SUPPLIED INFORMATION>
——————————

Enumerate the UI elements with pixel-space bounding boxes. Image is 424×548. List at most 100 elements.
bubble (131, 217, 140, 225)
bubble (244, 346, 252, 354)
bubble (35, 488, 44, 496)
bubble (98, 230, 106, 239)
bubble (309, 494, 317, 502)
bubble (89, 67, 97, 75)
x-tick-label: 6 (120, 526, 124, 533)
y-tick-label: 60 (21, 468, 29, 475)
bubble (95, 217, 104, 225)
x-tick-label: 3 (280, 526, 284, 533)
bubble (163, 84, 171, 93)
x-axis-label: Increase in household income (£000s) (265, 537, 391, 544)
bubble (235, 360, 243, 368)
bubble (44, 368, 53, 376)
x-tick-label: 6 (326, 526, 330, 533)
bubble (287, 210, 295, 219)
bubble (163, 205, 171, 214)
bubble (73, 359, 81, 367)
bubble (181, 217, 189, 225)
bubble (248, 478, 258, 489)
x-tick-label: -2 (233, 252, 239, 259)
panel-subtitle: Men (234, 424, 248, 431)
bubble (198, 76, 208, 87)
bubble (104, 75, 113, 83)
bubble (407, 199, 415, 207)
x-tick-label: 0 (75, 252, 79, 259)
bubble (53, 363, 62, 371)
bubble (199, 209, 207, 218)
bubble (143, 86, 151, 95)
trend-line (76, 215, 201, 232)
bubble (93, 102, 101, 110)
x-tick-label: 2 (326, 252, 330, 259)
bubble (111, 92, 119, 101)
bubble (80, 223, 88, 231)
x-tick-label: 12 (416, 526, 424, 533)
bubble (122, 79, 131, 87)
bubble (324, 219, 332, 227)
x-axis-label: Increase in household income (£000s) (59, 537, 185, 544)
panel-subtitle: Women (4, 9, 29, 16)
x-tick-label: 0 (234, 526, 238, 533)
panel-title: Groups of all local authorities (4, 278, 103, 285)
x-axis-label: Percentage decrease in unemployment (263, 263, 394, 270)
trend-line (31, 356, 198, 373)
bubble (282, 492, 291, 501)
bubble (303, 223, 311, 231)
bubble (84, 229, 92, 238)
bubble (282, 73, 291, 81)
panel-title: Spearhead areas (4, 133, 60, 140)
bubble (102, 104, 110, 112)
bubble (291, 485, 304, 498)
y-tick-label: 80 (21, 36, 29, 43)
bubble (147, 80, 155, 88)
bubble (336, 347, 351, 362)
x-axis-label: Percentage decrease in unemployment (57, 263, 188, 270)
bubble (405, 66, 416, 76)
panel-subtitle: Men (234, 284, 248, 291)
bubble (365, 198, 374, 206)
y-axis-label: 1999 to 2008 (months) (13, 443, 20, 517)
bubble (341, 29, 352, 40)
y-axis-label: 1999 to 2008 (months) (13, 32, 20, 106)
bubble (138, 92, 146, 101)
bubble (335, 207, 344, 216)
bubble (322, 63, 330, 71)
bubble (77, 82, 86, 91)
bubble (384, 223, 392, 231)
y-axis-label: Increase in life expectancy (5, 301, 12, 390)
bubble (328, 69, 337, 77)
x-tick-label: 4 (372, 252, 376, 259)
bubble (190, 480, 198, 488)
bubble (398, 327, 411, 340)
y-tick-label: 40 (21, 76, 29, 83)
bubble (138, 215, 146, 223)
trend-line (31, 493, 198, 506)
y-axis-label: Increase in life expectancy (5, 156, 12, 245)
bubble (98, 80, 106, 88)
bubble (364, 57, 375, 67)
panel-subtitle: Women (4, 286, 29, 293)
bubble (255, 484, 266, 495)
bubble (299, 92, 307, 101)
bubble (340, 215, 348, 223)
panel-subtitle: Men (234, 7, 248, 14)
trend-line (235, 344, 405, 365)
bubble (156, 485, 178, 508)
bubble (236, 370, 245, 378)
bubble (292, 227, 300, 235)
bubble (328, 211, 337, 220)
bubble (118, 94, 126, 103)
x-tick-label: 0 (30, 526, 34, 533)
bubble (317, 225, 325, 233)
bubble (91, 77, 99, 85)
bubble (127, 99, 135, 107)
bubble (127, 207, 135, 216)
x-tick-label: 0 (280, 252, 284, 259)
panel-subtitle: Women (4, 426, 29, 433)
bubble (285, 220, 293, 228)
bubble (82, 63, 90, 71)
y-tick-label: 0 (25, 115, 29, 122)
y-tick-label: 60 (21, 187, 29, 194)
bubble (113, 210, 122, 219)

——————————

EXERCISE AIM> Rewrite all of the entries above, replacing "Percentage decrease in unemployment" with "Percentage fall in unemployment" and leaving everything else unchanged.

RESULT>
Enumerate the UI elements with pixel-space bounding boxes. Image is 424×548. List at most 100 elements.
bubble (131, 217, 140, 225)
bubble (244, 346, 252, 354)
bubble (35, 488, 44, 496)
bubble (98, 230, 106, 239)
bubble (309, 494, 317, 502)
bubble (89, 67, 97, 75)
x-tick-label: 6 (120, 526, 124, 533)
y-tick-label: 60 (21, 468, 29, 475)
bubble (95, 217, 104, 225)
x-tick-label: 3 (280, 526, 284, 533)
bubble (163, 84, 171, 93)
x-axis-label: Increase in household income (£000s) (265, 537, 391, 544)
bubble (235, 360, 243, 368)
bubble (44, 368, 53, 376)
x-tick-label: 6 (326, 526, 330, 533)
bubble (287, 210, 295, 219)
bubble (163, 205, 171, 214)
bubble (73, 359, 81, 367)
bubble (181, 217, 189, 225)
bubble (248, 478, 258, 489)
x-tick-label: -2 (233, 252, 239, 259)
panel-subtitle: Men (234, 424, 248, 431)
bubble (198, 76, 208, 87)
bubble (104, 75, 113, 83)
bubble (407, 199, 415, 207)
x-tick-label: 0 (75, 252, 79, 259)
bubble (53, 363, 62, 371)
bubble (199, 209, 207, 218)
bubble (143, 86, 151, 95)
trend-line (76, 215, 201, 232)
bubble (93, 102, 101, 110)
x-tick-label: 2 (326, 252, 330, 259)
bubble (111, 92, 119, 101)
bubble (80, 223, 88, 231)
x-tick-label: 12 (416, 526, 424, 533)
bubble (122, 79, 131, 87)
bubble (324, 219, 332, 227)
x-axis-label: Increase in household income (£000s) (59, 537, 185, 544)
panel-subtitle: Women (4, 9, 29, 16)
x-tick-label: 0 (234, 526, 238, 533)
panel-title: Groups of all local authorities (4, 278, 103, 285)
x-axis-label: Percentage fall in unemployment (263, 263, 394, 270)
trend-line (31, 356, 198, 373)
bubble (282, 492, 291, 501)
bubble (303, 223, 311, 231)
bubble (84, 229, 92, 238)
bubble (282, 73, 291, 81)
panel-title: Spearhead areas (4, 133, 60, 140)
bubble (102, 104, 110, 112)
bubble (291, 485, 304, 498)
y-tick-label: 80 (21, 36, 29, 43)
bubble (147, 80, 155, 88)
bubble (336, 347, 351, 362)
x-axis-label: Percentage fall in unemployment (57, 263, 188, 270)
bubble (405, 66, 416, 76)
panel-subtitle: Men (234, 284, 248, 291)
bubble (365, 198, 374, 206)
y-axis-label: 1999 to 2008 (months) (13, 443, 20, 517)
bubble (341, 29, 352, 40)
y-axis-label: 1999 to 2008 (months) (13, 32, 20, 106)
bubble (138, 92, 146, 101)
bubble (335, 207, 344, 216)
bubble (322, 63, 330, 71)
bubble (77, 82, 86, 91)
bubble (384, 223, 392, 231)
y-axis-label: Increase in life expectancy (5, 301, 12, 390)
bubble (328, 69, 337, 77)
x-tick-label: 4 (372, 252, 376, 259)
bubble (190, 480, 198, 488)
bubble (398, 327, 411, 340)
y-tick-label: 40 (21, 76, 29, 83)
bubble (138, 215, 146, 223)
trend-line (31, 493, 198, 506)
y-axis-label: Increase in life expectancy (5, 156, 12, 245)
bubble (98, 80, 106, 88)
bubble (364, 57, 375, 67)
panel-subtitle: Women (4, 286, 29, 293)
bubble (255, 484, 266, 495)
bubble (299, 92, 307, 101)
bubble (340, 215, 348, 223)
panel-subtitle: Men (234, 7, 248, 14)
trend-line (235, 344, 405, 365)
bubble (156, 485, 178, 508)
bubble (236, 370, 245, 378)
bubble (292, 227, 300, 235)
bubble (328, 211, 337, 220)
bubble (118, 94, 126, 103)
x-tick-label: 0 (30, 526, 34, 533)
bubble (317, 225, 325, 233)
bubble (91, 77, 99, 85)
bubble (127, 99, 135, 107)
bubble (127, 207, 135, 216)
x-tick-label: 0 (280, 252, 284, 259)
panel-subtitle: Women (4, 426, 29, 433)
bubble (285, 220, 293, 228)
bubble (82, 63, 90, 71)
y-tick-label: 0 (25, 115, 29, 122)
y-tick-label: 60 (21, 187, 29, 194)
bubble (113, 210, 122, 219)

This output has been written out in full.